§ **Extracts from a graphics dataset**

____

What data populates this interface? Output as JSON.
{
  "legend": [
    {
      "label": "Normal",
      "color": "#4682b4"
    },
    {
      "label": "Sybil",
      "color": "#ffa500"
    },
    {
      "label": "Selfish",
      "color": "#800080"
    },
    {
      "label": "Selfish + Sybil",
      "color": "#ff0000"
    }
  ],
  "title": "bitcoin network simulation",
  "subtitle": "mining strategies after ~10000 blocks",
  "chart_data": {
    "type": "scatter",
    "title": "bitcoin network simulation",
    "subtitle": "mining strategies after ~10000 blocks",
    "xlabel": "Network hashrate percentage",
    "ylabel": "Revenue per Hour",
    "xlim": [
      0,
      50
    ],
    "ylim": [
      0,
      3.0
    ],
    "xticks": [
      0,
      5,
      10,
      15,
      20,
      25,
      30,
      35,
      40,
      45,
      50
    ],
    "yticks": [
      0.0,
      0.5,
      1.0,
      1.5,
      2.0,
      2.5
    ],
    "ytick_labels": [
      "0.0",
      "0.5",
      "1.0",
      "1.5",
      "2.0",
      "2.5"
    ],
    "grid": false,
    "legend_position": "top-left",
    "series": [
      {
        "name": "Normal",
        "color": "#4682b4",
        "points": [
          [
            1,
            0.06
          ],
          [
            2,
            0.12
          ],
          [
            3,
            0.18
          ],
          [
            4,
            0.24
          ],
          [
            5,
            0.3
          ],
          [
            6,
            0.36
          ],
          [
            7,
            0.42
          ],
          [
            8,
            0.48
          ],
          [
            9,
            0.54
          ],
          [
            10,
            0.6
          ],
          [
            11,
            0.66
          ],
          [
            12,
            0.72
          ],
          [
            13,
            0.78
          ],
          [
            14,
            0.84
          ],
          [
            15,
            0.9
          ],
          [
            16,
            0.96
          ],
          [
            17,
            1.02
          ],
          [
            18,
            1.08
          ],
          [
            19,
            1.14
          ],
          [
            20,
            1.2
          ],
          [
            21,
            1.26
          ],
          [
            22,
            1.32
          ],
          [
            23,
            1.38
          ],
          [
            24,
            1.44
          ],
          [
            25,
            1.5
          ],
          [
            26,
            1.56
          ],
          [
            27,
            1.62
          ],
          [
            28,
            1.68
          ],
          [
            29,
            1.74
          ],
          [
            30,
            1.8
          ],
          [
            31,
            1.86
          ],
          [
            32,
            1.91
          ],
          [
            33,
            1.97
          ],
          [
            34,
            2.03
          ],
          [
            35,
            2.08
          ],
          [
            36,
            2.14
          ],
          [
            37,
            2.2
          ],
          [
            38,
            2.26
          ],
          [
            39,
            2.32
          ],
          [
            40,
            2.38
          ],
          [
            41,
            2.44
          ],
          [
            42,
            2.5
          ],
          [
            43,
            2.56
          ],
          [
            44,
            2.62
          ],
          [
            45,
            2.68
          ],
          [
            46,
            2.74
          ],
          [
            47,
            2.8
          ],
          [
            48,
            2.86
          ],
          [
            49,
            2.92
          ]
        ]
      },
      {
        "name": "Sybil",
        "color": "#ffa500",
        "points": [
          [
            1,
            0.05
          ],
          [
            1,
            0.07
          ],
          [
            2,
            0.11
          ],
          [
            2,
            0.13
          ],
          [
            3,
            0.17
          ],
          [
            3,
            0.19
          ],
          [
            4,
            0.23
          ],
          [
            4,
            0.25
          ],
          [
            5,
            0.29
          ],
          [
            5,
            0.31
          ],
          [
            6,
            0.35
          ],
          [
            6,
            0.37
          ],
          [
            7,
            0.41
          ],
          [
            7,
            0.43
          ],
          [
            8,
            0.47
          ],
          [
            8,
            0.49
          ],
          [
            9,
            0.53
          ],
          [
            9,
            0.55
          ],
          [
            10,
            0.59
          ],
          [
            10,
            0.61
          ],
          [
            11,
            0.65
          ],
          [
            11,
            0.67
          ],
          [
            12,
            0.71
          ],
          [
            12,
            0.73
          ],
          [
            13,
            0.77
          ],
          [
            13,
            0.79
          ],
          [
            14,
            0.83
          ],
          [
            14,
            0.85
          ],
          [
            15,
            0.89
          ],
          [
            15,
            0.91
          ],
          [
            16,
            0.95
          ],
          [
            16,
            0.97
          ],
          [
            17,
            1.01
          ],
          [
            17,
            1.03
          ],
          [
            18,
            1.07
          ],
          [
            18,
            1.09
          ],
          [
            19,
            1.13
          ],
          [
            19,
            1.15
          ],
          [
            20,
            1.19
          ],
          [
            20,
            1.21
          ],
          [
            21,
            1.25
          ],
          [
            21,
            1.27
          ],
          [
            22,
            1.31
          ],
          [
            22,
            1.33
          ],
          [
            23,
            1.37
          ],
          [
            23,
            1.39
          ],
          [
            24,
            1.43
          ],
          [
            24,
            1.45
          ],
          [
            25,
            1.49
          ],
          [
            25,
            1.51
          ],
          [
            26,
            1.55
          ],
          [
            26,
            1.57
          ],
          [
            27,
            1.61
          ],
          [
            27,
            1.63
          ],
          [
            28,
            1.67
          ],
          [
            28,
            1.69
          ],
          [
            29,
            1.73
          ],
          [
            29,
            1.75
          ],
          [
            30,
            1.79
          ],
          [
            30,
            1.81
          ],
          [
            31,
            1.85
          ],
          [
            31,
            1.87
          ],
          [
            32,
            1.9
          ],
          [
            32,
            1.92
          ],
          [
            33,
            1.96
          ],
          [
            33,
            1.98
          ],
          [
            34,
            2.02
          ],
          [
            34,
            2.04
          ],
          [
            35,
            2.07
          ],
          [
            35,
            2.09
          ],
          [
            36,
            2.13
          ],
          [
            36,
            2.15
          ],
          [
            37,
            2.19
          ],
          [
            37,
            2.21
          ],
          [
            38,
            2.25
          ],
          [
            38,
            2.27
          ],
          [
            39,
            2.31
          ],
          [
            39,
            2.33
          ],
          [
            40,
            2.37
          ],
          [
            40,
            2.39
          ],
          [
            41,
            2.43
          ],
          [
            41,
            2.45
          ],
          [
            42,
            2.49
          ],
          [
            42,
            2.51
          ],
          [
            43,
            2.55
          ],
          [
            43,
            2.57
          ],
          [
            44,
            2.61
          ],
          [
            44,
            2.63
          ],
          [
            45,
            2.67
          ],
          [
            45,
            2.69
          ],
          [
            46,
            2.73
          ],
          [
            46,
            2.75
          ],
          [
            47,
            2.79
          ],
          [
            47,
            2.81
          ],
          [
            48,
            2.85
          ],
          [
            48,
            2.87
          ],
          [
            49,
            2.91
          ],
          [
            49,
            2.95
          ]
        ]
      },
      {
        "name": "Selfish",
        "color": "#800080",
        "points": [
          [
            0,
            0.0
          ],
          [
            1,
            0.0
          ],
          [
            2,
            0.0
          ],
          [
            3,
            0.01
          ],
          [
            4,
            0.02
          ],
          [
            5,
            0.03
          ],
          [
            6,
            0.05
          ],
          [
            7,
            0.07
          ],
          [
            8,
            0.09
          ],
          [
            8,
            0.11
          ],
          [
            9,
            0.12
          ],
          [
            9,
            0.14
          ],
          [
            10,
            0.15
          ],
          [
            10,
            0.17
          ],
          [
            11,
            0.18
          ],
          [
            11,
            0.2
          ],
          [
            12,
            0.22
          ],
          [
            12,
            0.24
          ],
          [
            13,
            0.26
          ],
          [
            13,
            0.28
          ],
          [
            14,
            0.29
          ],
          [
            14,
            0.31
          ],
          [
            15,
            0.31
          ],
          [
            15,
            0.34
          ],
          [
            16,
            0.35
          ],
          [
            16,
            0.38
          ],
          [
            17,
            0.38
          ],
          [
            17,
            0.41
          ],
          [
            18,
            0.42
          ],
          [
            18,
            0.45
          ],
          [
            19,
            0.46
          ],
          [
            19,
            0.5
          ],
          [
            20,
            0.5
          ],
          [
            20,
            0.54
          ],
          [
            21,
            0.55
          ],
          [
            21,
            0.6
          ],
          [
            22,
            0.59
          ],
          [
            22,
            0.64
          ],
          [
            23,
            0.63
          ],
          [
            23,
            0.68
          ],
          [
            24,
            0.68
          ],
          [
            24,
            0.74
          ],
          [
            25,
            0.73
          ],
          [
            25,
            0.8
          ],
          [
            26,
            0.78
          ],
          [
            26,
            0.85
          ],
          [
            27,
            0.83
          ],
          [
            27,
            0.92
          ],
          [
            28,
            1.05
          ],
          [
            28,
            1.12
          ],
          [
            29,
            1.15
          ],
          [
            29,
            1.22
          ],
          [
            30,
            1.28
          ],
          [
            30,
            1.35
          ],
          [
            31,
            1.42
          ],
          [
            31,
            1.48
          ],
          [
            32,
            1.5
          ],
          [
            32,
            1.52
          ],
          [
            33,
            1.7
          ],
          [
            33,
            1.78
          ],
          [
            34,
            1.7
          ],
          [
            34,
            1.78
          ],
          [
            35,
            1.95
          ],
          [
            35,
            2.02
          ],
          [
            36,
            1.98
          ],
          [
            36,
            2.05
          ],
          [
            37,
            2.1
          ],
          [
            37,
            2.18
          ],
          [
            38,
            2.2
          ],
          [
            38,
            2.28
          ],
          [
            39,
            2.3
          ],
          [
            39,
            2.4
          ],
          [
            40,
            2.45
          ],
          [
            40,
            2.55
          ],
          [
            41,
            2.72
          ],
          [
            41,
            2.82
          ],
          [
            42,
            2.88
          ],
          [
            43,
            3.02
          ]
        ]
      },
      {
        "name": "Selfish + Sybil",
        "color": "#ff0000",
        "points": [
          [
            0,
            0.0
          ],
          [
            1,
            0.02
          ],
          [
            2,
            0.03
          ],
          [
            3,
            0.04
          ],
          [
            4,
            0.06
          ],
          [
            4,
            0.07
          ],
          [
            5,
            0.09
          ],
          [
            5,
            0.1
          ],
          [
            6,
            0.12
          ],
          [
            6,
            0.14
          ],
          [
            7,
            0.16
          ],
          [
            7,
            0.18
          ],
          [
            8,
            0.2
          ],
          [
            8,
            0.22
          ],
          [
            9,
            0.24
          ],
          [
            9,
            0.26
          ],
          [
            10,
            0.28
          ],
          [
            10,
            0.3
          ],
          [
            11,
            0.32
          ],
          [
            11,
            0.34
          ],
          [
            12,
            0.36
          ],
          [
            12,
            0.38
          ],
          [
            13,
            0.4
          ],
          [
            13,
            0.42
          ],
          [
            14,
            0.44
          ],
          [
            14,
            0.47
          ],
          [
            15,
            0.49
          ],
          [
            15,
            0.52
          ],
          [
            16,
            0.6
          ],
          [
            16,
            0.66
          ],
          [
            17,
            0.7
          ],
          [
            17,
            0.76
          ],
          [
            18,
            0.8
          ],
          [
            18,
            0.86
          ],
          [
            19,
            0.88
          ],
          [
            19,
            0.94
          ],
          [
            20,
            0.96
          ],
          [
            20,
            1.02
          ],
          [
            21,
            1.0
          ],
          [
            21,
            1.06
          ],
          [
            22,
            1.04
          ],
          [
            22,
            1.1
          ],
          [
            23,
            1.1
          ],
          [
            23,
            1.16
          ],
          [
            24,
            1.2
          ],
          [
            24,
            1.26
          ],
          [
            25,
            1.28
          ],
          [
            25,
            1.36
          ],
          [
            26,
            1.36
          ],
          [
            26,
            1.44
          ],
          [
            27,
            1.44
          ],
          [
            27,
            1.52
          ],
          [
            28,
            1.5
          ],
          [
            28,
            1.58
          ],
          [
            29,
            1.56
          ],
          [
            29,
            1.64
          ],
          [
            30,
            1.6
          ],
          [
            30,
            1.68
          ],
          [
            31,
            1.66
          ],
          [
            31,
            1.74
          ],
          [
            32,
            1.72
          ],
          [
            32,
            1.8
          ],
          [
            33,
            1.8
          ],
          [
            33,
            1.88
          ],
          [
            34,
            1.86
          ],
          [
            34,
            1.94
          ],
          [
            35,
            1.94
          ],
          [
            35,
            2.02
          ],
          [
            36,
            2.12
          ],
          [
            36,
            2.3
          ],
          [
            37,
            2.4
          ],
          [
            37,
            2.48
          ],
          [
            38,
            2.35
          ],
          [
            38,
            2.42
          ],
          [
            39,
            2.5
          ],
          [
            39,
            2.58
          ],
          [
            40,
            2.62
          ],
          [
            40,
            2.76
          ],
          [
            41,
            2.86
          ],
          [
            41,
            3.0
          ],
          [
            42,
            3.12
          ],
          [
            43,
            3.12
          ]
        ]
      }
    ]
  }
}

____

§ **DIRECTIVE**
Copy out the lines in which the string "simulation" appears.

§ **CORRECT RESPONSE**
  "title": "bitcoin network simulation",
    "title": "bitcoin network simulation",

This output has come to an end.